[Recorded data]
☆ ☆ ☆

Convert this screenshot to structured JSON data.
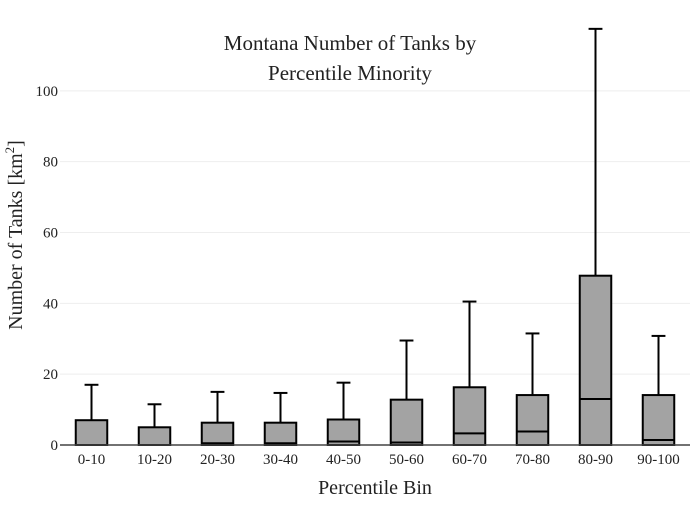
{
  "chart_data": {
    "type": "box",
    "title": [
      "Montana Number of Tanks by",
      "Percentile Minority"
    ],
    "xlabel": "Percentile Bin",
    "ylabel": "Number of Tanks  [km",
    "ylabel_superscript": "2",
    "ylabel_suffix": "]",
    "ylim": [
      0,
      120
    ],
    "yticks": [
      0,
      20,
      40,
      60,
      80,
      100
    ],
    "grid": true,
    "categories": [
      "0-10",
      "10-20",
      "20-30",
      "30-40",
      "40-50",
      "50-60",
      "60-70",
      "70-80",
      "80-90",
      "90-100"
    ],
    "boxes": [
      {
        "whisker_low": 0,
        "q1": 0,
        "median": 0,
        "q3": 7,
        "whisker_high": 17
      },
      {
        "whisker_low": 0,
        "q1": 0,
        "median": 0,
        "q3": 5,
        "whisker_high": 11.5
      },
      {
        "whisker_low": 0,
        "q1": 0,
        "median": 0.5,
        "q3": 6.3,
        "whisker_high": 15
      },
      {
        "whisker_low": 0,
        "q1": 0,
        "median": 0.5,
        "q3": 6.3,
        "whisker_high": 14.7
      },
      {
        "whisker_low": 0,
        "q1": 0,
        "median": 1,
        "q3": 7.2,
        "whisker_high": 17.6
      },
      {
        "whisker_low": 0,
        "q1": 0,
        "median": 0.7,
        "q3": 12.8,
        "whisker_high": 29.5
      },
      {
        "whisker_low": 0,
        "q1": 0,
        "median": 3.3,
        "q3": 16.3,
        "whisker_high": 40.5
      },
      {
        "whisker_low": 0,
        "q1": 0,
        "median": 3.8,
        "q3": 14.1,
        "whisker_high": 31.5
      },
      {
        "whisker_low": 0,
        "q1": 0,
        "median": 13,
        "q3": 47.8,
        "whisker_high": 117.5
      },
      {
        "whisker_low": 0,
        "q1": 0,
        "median": 1.4,
        "q3": 14.1,
        "whisker_high": 30.8
      }
    ],
    "colors": {
      "box_fill": "#a3a3a3",
      "box_stroke": "#000000",
      "grid": "#eeeeee",
      "axis": "#444444"
    }
  }
}
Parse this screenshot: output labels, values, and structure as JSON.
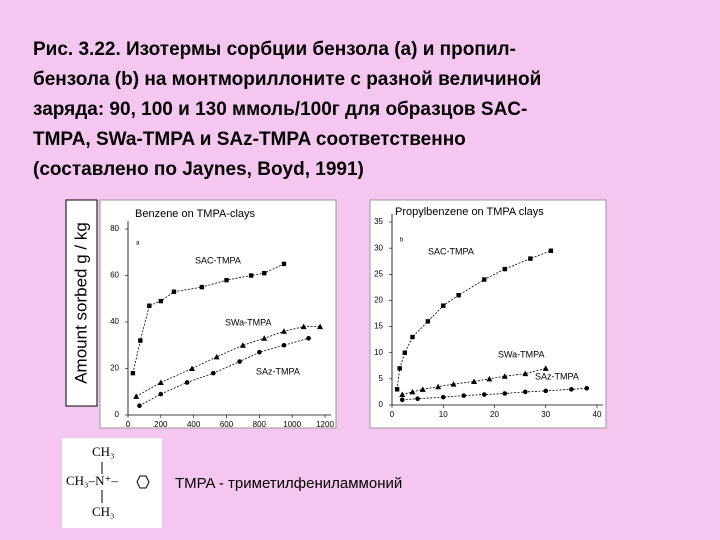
{
  "caption": [
    "Рис. 3.22. Изотермы сорбции бензола (a) и пропил-",
    "бензола (b) на монтмориллоните с разной величиной",
    "заряда: 90, 100 и 130 ммоль/100г для образцов SAC-",
    "TMPA, SWa-TMPA и  SAz-TMPA соответственно",
    "(составлено по Jaynes, Boyd, 1991)"
  ],
  "y_axis_label": "Amount sorbed  g / kg",
  "chart_data": [
    {
      "type": "scatter",
      "title": "Benzene on TMPA-clays",
      "panel": "a",
      "xlim": [
        0,
        1200
      ],
      "xticks": [
        0,
        200,
        400,
        600,
        800,
        1000,
        1200
      ],
      "ylim": [
        0,
        80
      ],
      "yticks": [
        0,
        20,
        40,
        60,
        80
      ],
      "series": [
        {
          "name": "SAC-TMPA",
          "color": "#000000",
          "marker": "square",
          "x": [
            30,
            75,
            130,
            200,
            280,
            450,
            600,
            750,
            830,
            950
          ],
          "values": [
            18,
            32,
            47,
            49,
            53,
            55,
            58,
            60,
            61,
            65
          ]
        },
        {
          "name": "SWa-TMPA",
          "color": "#000000",
          "marker": "triangle",
          "x": [
            50,
            200,
            390,
            540,
            700,
            830,
            950,
            1070,
            1170
          ],
          "values": [
            8,
            14,
            20,
            25,
            30,
            33,
            36,
            38,
            38
          ]
        },
        {
          "name": "SAz-TMPA",
          "color": "#000000",
          "marker": "circle",
          "x": [
            70,
            200,
            360,
            520,
            680,
            800,
            950,
            1100
          ],
          "values": [
            4,
            9,
            14,
            18,
            23,
            27,
            30,
            33
          ]
        }
      ]
    },
    {
      "type": "scatter",
      "title": "Propylbenzene on TMPA clays",
      "panel": "b",
      "xlim": [
        0,
        40
      ],
      "xticks": [
        0,
        10,
        20,
        30,
        40
      ],
      "ylim": [
        0,
        35
      ],
      "yticks": [
        0,
        5,
        10,
        15,
        20,
        25,
        30,
        35
      ],
      "series": [
        {
          "name": "SAC-TMPA",
          "color": "#000000",
          "marker": "square",
          "x": [
            1,
            1.5,
            2.5,
            4,
            7,
            10,
            13,
            18,
            22,
            27,
            31
          ],
          "values": [
            3,
            7,
            10,
            13,
            16,
            19,
            21,
            24,
            26,
            28,
            29.5
          ]
        },
        {
          "name": "SWa-TMPA",
          "color": "#000000",
          "marker": "triangle",
          "x": [
            2,
            4,
            6,
            9,
            12,
            16,
            19,
            22,
            26,
            30
          ],
          "values": [
            2,
            2.5,
            3,
            3.5,
            4,
            4.5,
            5,
            5.5,
            6,
            7
          ]
        },
        {
          "name": "SAz-TMPA",
          "color": "#000000",
          "marker": "circle",
          "x": [
            2,
            5,
            10,
            14,
            18,
            22,
            26,
            30,
            35,
            38
          ],
          "values": [
            1,
            1.2,
            1.5,
            1.8,
            2,
            2.2,
            2.5,
            2.7,
            3,
            3.2
          ]
        }
      ]
    }
  ],
  "structure": {
    "top": "CH₃",
    "middle": "CH₃–N⁺–",
    "bottom": "CH₃"
  },
  "footnote": "TMPA - триметилфениламмоний"
}
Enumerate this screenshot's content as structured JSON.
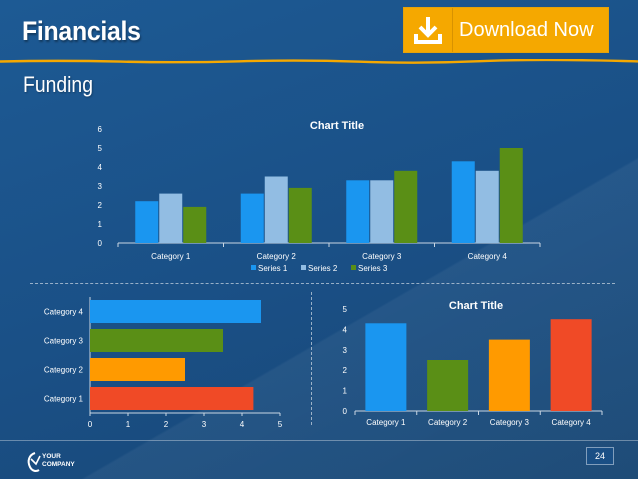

☆ ☆ ☆

— Problem to solve —
In the records above, locate the lines holding the word "Tanks". Copy each of them.

— Exercise response —
      "Montana Number of Tanks by",
    "ylabel": "Number of Tanks  [km",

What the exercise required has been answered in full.